* [PROBLEM STATEMENT] Output all the data exactly. Pictures do not belong in the copy.

────────────────────────────────────────

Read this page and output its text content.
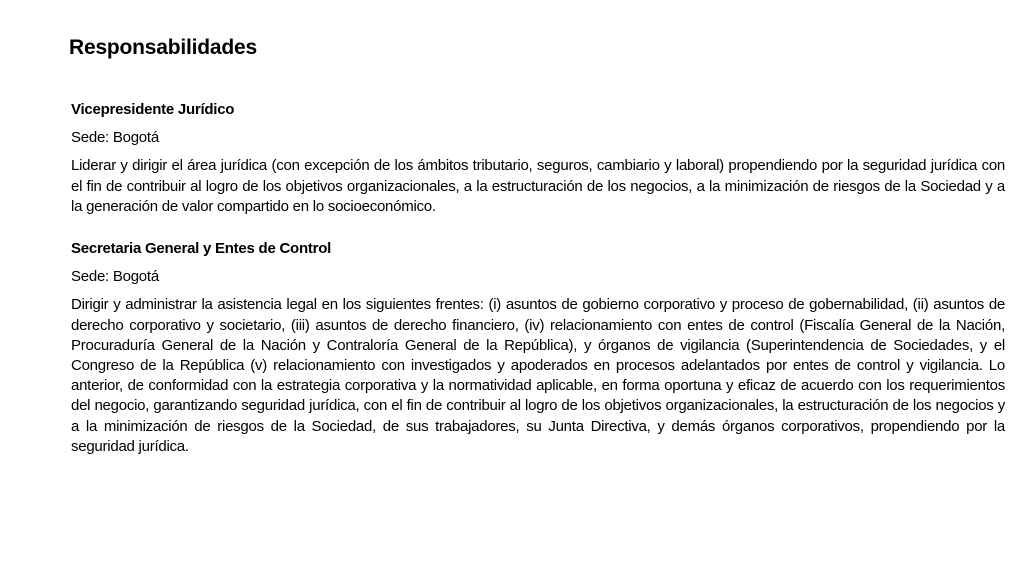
Responsabilidades

Vicepresidente Jurídico

Sede: Bogotá

Liderar y dirigir el área jurídica (con excepción de los ámbitos tributario, seguros, cambiario y laboral) propendiendo por la seguridad jurídica con el fin de contribuir al logro de los objetivos organizacionales, a la estructuración de los negocios, a la minimización de riesgos de la Sociedad y a la generación de valor compartido en lo socioeconómico.

Secretaria General y Entes de Control

Sede: Bogotá

Dirigir y administrar la asistencia legal en los siguientes frentes: (i) asuntos de gobierno corporativo y proceso de gobernabilidad, (ii) asuntos de derecho corporativo y societario, (iii) asuntos de derecho financiero, (iv) relacionamiento con entes de control (Fiscalía General de la Nación, Procuraduría General de la Nación y Contraloría General de la República), y órganos de vigilancia (Superintendencia de Sociedades, y el Congreso de la República (v) relacionamiento con investigados y apoderados en procesos adelantados por entes de control y vigilancia. Lo anterior, de conformidad con la estrategia corporativa y la normatividad aplicable, en forma oportuna y eficaz de acuerdo con los requerimientos del negocio, garantizando seguridad jurídica, con el fin de contribuir al logro de los objetivos organizacionales, la estructuración de los negocios y a la minimización de riesgos de la Sociedad, de sus trabajadores, su Junta Directiva, y demás órganos corporativos, propendiendo por la seguridad jurídica.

────────────────────────────────────────

* [SOLUTION TO THE PROBLEM]
Read this page and output its text content.
Responsabilidades

Vicepresidente Jurídico

Sede: Bogotá

Liderar y dirigir el área jurídica (con excepción de los ámbitos tributario, seguros, cambiario y laboral) propendiendo por la seguridad jurídica con el fin de contribuir al logro de los objetivos organizacionales, a la estructuración de los negocios, a la minimización de riesgos de la Sociedad y a la generación de valor compartido en lo socioeconómico.

Secretaria General y Entes de Control

Sede: Bogotá

Dirigir y administrar la asistencia legal en los siguientes frentes: (i) asuntos de gobierno corporativo y proceso de gobernabilidad, (ii) asuntos de derecho corporativo y societario, (iii) asuntos de derecho financiero, (iv) relacionamiento con entes de control (Fiscalía General de la Nación, Procuraduría General de la Nación y Contraloría General de la República), y órganos de vigilancia (Superintendencia de Sociedades, y el Congreso de la República (v) relacionamiento con investigados y apoderados en procesos adelantados por entes de control y vigilancia. Lo anterior, de conformidad con la estrategia corporativa y la normatividad aplicable, en forma oportuna y eficaz de acuerdo con los requerimientos del negocio, garantizando seguridad jurídica, con el fin de contribuir al logro de los objetivos organizacionales, la estructuración de los negocios y a la minimización de riesgos de la Sociedad, de sus trabajadores, su Junta Directiva, y demás órganos corporativos, propendiendo por la seguridad jurídica.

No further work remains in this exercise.